### Soal 1
Terjemahkan kalimat "Pengetahuan rumah tangga juga diajarkan oleh ibunda dan kerabatnya kepada Cut Nyak Dien." dari teks tentang Cut Nyak Dien ke dalam bahasa Inggris.

Keteguhan Hati Puteri Aceh
“Saya sudah tahu
- semenjak semula - bahwa jalan yang kutempuh ini adalah tidak ada ujung. Dia
tidak akan ada habis-habisnya kita tempuh. Mulai dari sini, terus, terus, terus
tidak ada ujungnya. Perjuangan ini, meskipun kita sudah merdeka, belum juga
sampai ke ujungnya. Dimana ujung jalan perjuangan dan perburuan manusia mencari
bahagia? Dalam hidup manusia selalu setiap waktu ada musuh dan
rintangan-rintangan yang harus dilawan dan dikalahkan. Habis satu muncul yang
lain, demikian seterusnya. Sekali kita memilih jalan perjuangan maka itu jalan
tak ada ujungnya. Dan kita, engkau, aku, semuanya telah memilih jalan
perjuangan.” –Mochtar Lubis, Jalan
Tak Ada Ujung
Serambi Mekkah (red: Nangroe Aceh Darussalam) banyak sekali melahirkan
pejuang-pejuang yang selama hidupnya dihabiskan untuk berjuang, tak terkecuali Tjut Nja’ Dien atau Cut Nyak Dien. Terlahir sebagai seorang Puteri Aceh tidak lantas
membuat dirinya berada dalam zona nyaman yang hanya menjadi penonton
pertempuran Aceh melawan Kolonial Belanda. Hidupnya ia didedikasikan untuk
berjuang hingga diakhir hayatnya ia menghembuskan nafas terakhir dalam
pengasingan.
Cut Nyak Dien lahir dari keluarga
bangsawan Aceh, Puteri Aceh yang disandangnya diwariskan oleh ibundanya yang
merupakan Puteri Uleebalang Lampagar. Sebagaimana lazimnya puteri bangsawan
Aceh, Dien – sapaan Cut Nyak Dien - kecil mendapatkan pendidikan agama dari
orang tuanya dan guru agama. Pendidikan agama yang diberikan dan diajarkan
kepada Dien sebagai way of life dan
suasana lingkungan tempat ia dibesarkan yang ketika itu sedang berkecamuk
perang saudara tengah melanda Aceh juga berpengaruh pada sifat-sifat yang
dimilikinya, tabah, teguh pendirian, dan tawakal. Pengetahuan rumah tangga juga
diajarkan oleh ibunda dan kerabatnya kepada Cut Nyak Dien.

### Data Latihan

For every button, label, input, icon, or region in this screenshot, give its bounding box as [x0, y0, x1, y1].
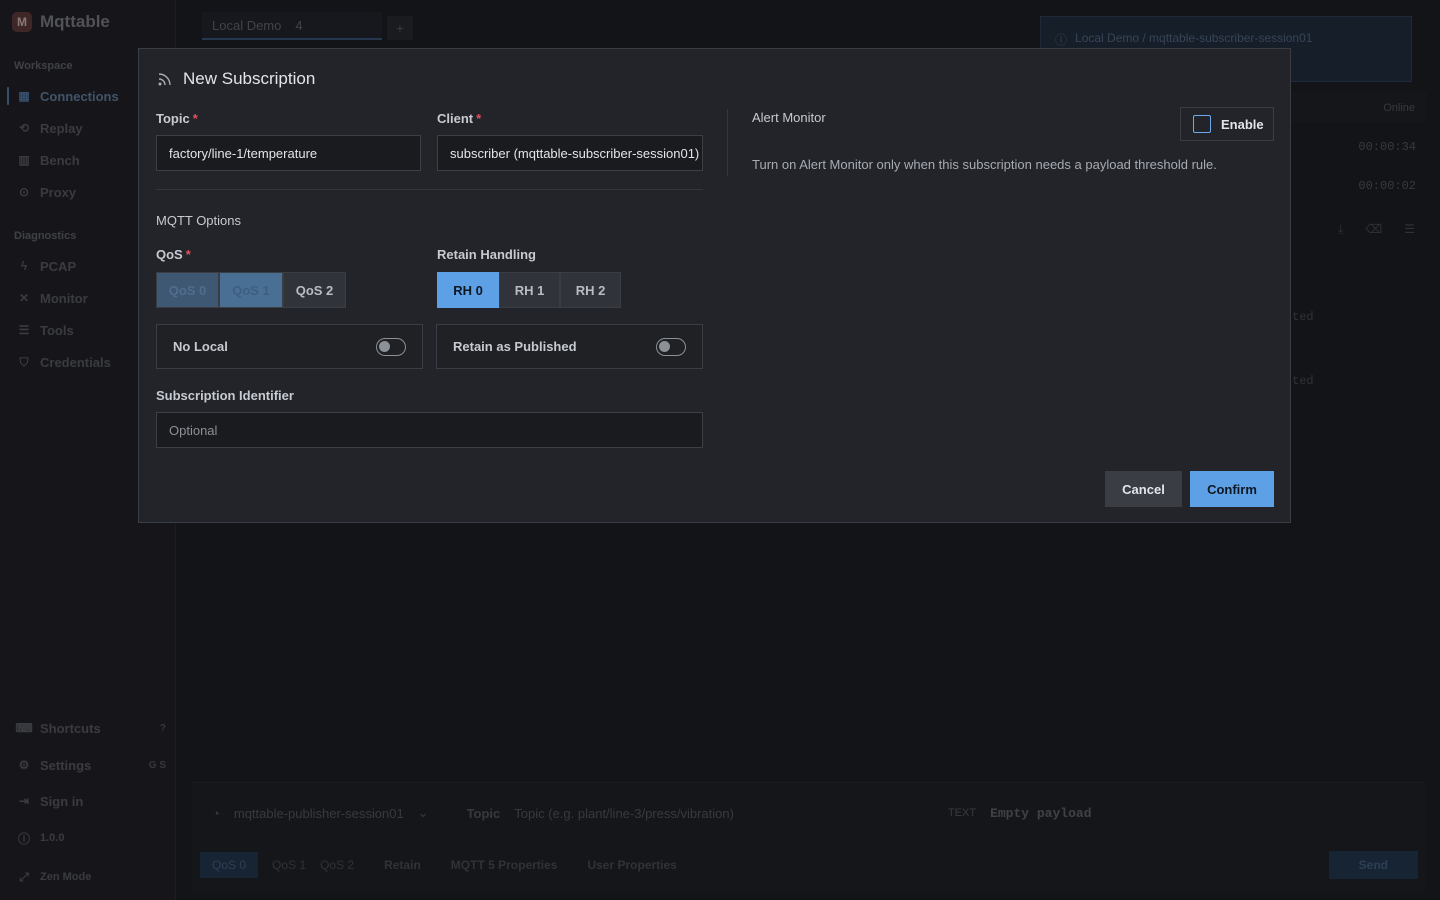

---

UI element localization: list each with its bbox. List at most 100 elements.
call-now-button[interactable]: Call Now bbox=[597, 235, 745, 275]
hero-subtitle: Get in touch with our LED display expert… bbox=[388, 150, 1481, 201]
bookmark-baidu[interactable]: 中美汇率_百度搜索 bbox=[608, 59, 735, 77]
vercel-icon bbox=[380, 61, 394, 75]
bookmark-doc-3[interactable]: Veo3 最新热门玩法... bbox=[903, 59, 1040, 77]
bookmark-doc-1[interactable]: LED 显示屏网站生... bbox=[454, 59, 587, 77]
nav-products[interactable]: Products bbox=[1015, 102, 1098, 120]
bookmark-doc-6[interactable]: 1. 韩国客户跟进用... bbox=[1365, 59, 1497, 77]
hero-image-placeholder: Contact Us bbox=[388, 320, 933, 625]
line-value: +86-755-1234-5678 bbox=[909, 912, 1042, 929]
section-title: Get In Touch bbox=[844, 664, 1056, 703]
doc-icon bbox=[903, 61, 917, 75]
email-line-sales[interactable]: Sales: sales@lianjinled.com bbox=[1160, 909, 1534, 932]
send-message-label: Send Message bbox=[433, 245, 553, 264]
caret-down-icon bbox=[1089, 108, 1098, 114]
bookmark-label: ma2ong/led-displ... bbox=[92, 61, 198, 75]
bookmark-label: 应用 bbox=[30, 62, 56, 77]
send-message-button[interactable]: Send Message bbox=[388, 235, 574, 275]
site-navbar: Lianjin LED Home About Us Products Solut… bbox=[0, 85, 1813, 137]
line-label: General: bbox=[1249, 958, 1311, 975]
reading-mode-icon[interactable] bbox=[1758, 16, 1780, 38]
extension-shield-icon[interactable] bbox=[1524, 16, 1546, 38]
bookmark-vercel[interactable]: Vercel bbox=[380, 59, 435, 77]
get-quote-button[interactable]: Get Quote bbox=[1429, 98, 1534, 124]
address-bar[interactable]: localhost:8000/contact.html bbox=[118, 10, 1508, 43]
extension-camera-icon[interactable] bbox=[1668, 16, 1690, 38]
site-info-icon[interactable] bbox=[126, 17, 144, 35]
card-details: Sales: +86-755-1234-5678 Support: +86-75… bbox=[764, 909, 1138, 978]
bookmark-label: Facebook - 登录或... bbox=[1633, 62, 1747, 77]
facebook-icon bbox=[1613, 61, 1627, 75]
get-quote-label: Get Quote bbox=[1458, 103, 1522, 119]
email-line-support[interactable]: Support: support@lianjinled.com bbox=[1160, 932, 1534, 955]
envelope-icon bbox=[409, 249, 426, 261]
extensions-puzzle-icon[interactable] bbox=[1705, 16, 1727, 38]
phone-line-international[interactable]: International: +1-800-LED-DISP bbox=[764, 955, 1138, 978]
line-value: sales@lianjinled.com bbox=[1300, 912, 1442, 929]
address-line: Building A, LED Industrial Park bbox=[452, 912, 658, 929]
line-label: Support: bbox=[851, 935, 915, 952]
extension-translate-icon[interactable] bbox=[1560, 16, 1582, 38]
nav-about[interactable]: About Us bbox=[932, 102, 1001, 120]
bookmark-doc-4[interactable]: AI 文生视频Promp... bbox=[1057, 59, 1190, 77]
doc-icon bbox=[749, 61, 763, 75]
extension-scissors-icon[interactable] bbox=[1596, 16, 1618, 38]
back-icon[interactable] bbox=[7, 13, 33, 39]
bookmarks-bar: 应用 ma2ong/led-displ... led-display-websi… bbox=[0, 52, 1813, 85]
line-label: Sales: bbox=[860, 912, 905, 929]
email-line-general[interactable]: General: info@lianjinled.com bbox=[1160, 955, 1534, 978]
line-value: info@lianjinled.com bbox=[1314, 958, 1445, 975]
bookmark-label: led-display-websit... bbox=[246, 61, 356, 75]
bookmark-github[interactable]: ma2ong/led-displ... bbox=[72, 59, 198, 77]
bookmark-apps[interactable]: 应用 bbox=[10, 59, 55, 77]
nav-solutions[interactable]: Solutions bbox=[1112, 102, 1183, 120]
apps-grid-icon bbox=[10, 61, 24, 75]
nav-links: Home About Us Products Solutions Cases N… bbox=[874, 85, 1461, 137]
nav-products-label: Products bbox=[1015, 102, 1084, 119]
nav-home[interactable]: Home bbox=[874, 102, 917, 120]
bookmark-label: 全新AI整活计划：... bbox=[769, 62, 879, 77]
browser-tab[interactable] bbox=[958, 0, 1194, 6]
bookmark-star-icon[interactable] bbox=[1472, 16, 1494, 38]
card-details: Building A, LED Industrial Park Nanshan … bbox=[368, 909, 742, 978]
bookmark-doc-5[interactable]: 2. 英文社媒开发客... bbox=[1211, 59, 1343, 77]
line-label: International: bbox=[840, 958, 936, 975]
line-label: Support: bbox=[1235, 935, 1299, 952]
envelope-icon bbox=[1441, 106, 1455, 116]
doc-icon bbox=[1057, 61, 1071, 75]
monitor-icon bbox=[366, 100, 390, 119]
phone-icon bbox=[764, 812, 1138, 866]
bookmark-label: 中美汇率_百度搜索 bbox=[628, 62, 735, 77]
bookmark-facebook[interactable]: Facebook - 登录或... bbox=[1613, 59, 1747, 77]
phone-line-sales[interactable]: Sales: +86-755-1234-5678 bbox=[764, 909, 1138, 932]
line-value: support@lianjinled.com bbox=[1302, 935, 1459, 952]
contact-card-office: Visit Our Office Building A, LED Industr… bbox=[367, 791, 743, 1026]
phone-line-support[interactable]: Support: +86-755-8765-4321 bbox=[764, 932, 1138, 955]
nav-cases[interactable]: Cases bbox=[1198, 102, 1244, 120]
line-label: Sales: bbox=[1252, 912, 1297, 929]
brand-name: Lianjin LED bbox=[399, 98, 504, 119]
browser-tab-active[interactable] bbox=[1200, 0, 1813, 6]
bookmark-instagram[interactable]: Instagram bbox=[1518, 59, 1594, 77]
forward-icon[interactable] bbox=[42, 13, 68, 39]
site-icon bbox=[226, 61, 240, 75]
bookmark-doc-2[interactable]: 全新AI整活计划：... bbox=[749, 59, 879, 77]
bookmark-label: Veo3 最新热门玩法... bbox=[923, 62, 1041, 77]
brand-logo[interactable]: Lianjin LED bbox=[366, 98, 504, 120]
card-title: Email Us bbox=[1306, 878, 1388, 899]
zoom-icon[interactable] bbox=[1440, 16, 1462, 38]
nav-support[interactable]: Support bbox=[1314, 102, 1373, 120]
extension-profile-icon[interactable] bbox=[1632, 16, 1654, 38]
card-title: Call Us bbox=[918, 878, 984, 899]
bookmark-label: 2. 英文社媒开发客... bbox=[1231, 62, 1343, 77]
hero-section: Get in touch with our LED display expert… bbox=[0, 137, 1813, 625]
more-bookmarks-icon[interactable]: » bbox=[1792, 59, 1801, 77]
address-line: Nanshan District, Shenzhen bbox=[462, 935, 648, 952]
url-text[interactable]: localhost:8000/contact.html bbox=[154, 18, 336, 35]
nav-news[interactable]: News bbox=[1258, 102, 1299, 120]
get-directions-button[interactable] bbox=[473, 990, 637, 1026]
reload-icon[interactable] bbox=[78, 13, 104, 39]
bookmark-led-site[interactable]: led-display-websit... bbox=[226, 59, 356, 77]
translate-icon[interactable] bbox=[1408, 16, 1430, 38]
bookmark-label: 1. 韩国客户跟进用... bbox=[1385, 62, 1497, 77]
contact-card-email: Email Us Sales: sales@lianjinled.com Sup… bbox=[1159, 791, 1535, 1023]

---

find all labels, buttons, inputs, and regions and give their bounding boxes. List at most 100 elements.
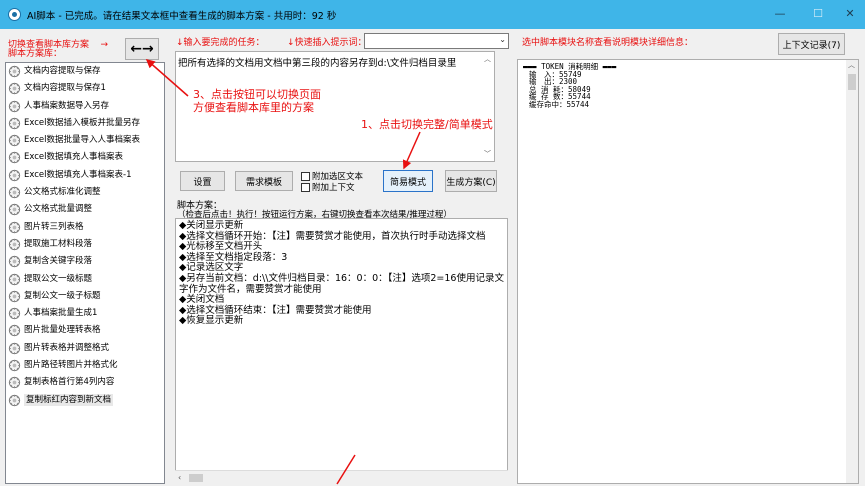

### Soal 2
Keluarkan ulang tanpa perubahan rentang baris data mulai dari baris yang memuat "UI element localization: list" hingga baris yang memuat "card-details: Sales: +86-755-1234-5678", kedua batasnya termasuk.

### Hasil Tugas 1
Household knowledge was also taught to Cut Nyak Dien by her mother and relatives.

### Hasil Tugas 2
UI element localization: list each with its bbox. List at most 100 elements.
call-now-button[interactable]: Call Now bbox=[597, 235, 745, 275]
hero-subtitle: Get in touch with our LED display expert… bbox=[388, 150, 1481, 201]
bookmark-baidu[interactable]: 中美汇率_百度搜索 bbox=[608, 59, 735, 77]
vercel-icon bbox=[380, 61, 394, 75]
bookmark-doc-3[interactable]: Veo3 最新热门玩法... bbox=[903, 59, 1040, 77]
bookmark-doc-1[interactable]: LED 显示屏网站生... bbox=[454, 59, 587, 77]
nav-products[interactable]: Products bbox=[1015, 102, 1098, 120]
bookmark-doc-6[interactable]: 1. 韩国客户跟进用... bbox=[1365, 59, 1497, 77]
hero-image-placeholder: Contact Us bbox=[388, 320, 933, 625]
line-value: +86-755-1234-5678 bbox=[909, 912, 1042, 929]
section-title: Get In Touch bbox=[844, 664, 1056, 703]
doc-icon bbox=[903, 61, 917, 75]
email-line-sales[interactable]: Sales: sales@lianjinled.com bbox=[1160, 909, 1534, 932]
send-message-label: Send Message bbox=[433, 245, 553, 264]
caret-down-icon bbox=[1089, 108, 1098, 114]
bookmark-label: ma2ong/led-displ... bbox=[92, 61, 198, 75]
bookmark-label: 应用 bbox=[30, 62, 56, 77]
send-message-button[interactable]: Send Message bbox=[388, 235, 574, 275]
site-navbar: Lianjin LED Home About Us Products Solut… bbox=[0, 85, 1813, 137]
line-label: General: bbox=[1249, 958, 1311, 975]
reading-mode-icon[interactable] bbox=[1758, 16, 1780, 38]
extension-shield-icon[interactable] bbox=[1524, 16, 1546, 38]
bookmark-vercel[interactable]: Vercel bbox=[380, 59, 435, 77]
get-quote-button[interactable]: Get Quote bbox=[1429, 98, 1534, 124]
address-bar[interactable]: localhost:8000/contact.html bbox=[118, 10, 1508, 43]
extension-camera-icon[interactable] bbox=[1668, 16, 1690, 38]
site-info-icon[interactable] bbox=[126, 17, 144, 35]
card-details: Sales: +86-755-1234-5678 Support: +86-75… bbox=[764, 909, 1138, 978]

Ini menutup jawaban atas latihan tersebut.